### Description of the task
Return the line containing "Enumerate this screenshot's", the line containing "Extract the chart's", and every line between them, exactly as they stand. Output nothing else.

### Extracted records

— BEGIN —

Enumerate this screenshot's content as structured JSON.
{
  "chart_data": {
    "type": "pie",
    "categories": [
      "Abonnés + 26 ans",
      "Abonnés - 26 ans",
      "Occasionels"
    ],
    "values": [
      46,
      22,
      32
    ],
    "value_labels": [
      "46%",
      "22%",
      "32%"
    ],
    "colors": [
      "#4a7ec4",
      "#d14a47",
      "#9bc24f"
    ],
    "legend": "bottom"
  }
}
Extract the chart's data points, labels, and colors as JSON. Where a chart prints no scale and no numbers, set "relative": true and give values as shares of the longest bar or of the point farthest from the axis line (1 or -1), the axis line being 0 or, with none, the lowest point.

— END —
— BEGIN —

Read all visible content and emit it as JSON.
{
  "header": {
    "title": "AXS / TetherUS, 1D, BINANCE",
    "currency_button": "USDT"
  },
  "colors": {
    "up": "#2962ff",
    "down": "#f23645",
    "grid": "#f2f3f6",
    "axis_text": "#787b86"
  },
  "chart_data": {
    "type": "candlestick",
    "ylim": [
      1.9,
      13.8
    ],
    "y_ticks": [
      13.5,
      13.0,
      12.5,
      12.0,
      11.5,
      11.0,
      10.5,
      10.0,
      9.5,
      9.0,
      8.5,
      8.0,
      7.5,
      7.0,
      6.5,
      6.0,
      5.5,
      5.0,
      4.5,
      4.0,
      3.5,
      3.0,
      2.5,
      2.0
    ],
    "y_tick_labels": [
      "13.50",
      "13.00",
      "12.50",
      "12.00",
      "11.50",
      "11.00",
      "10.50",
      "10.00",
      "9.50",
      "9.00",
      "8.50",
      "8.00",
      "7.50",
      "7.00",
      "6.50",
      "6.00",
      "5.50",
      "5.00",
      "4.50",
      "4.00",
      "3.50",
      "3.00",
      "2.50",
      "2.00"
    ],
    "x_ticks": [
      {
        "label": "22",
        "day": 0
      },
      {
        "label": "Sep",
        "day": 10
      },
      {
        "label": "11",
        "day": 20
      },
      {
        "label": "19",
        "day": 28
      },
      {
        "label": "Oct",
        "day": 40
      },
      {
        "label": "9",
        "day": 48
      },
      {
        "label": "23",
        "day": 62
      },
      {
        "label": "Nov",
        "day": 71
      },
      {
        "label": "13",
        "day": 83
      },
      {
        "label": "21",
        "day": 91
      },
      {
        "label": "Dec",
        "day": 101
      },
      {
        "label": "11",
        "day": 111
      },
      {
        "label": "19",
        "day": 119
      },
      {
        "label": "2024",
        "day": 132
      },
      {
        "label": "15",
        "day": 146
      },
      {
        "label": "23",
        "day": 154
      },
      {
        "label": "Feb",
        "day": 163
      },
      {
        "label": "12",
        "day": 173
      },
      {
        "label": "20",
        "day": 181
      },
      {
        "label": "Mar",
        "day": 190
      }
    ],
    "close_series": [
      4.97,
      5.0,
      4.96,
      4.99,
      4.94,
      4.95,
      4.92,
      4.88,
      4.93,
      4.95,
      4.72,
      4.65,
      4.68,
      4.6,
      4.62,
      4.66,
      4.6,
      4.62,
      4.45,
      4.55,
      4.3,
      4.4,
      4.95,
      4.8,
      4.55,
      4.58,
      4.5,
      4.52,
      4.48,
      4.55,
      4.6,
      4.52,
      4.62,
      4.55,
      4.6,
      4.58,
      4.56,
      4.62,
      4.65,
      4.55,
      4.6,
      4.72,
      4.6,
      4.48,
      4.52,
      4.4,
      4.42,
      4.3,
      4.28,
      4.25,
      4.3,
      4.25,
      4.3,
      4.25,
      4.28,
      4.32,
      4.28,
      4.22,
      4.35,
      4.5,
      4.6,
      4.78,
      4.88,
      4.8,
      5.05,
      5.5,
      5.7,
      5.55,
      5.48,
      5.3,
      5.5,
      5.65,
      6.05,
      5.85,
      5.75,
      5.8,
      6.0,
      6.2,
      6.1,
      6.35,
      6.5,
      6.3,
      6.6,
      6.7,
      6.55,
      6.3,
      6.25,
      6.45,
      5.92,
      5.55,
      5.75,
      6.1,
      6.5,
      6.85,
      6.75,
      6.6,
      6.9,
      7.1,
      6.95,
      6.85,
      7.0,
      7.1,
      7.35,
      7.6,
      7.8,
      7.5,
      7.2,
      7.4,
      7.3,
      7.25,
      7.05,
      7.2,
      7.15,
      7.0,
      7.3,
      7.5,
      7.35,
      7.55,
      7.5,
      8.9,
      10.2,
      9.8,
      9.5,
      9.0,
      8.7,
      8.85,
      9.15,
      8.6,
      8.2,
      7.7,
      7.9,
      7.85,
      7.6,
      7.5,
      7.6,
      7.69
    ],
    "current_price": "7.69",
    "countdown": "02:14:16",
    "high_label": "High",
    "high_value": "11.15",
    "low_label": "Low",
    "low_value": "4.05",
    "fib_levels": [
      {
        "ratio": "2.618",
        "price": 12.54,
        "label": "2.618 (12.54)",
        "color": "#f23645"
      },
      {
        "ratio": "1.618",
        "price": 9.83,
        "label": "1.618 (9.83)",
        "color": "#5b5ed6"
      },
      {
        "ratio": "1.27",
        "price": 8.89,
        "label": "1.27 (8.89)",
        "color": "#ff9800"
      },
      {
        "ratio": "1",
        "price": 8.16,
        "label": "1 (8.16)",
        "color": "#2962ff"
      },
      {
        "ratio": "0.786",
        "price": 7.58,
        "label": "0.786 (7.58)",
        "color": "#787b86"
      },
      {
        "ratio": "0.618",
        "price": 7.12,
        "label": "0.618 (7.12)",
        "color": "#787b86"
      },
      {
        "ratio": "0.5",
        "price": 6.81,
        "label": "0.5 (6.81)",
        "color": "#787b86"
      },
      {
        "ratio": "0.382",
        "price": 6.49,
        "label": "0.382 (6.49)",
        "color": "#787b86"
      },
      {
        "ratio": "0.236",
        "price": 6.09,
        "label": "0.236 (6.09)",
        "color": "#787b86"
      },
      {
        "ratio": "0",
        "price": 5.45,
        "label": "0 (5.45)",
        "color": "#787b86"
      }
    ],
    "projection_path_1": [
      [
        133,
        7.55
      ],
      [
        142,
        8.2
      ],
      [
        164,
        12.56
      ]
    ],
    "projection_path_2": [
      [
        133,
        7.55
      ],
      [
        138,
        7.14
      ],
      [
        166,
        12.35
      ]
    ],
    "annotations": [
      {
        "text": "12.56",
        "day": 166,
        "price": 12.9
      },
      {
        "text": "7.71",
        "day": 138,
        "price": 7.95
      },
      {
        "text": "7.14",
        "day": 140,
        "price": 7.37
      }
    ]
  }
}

— END —

### Reply
Enumerate this screenshot's content as structured JSON.
{
  "chart_data": {
    "type": "pie",
    "categories": [
      "Abonnés + 26 ans",
      "Abonnés - 26 ans",
      "Occasionels"
    ],
    "values": [
      46,
      22,
      32
    ],
    "value_labels": [
      "46%",
      "22%",
      "32%"
    ],
    "colors": [
      "#4a7ec4",
      "#d14a47",
      "#9bc24f"
    ],
    "legend": "bottom"
  }
}
Extract the chart's data points, labels, and colors as JSON. Where a chart prints no scale and no numbers, set "relative": true and give values as shares of the longest bar or of the point farthest from the axis line (1 or -1), the axis line being 0 or, with none, the lowest point.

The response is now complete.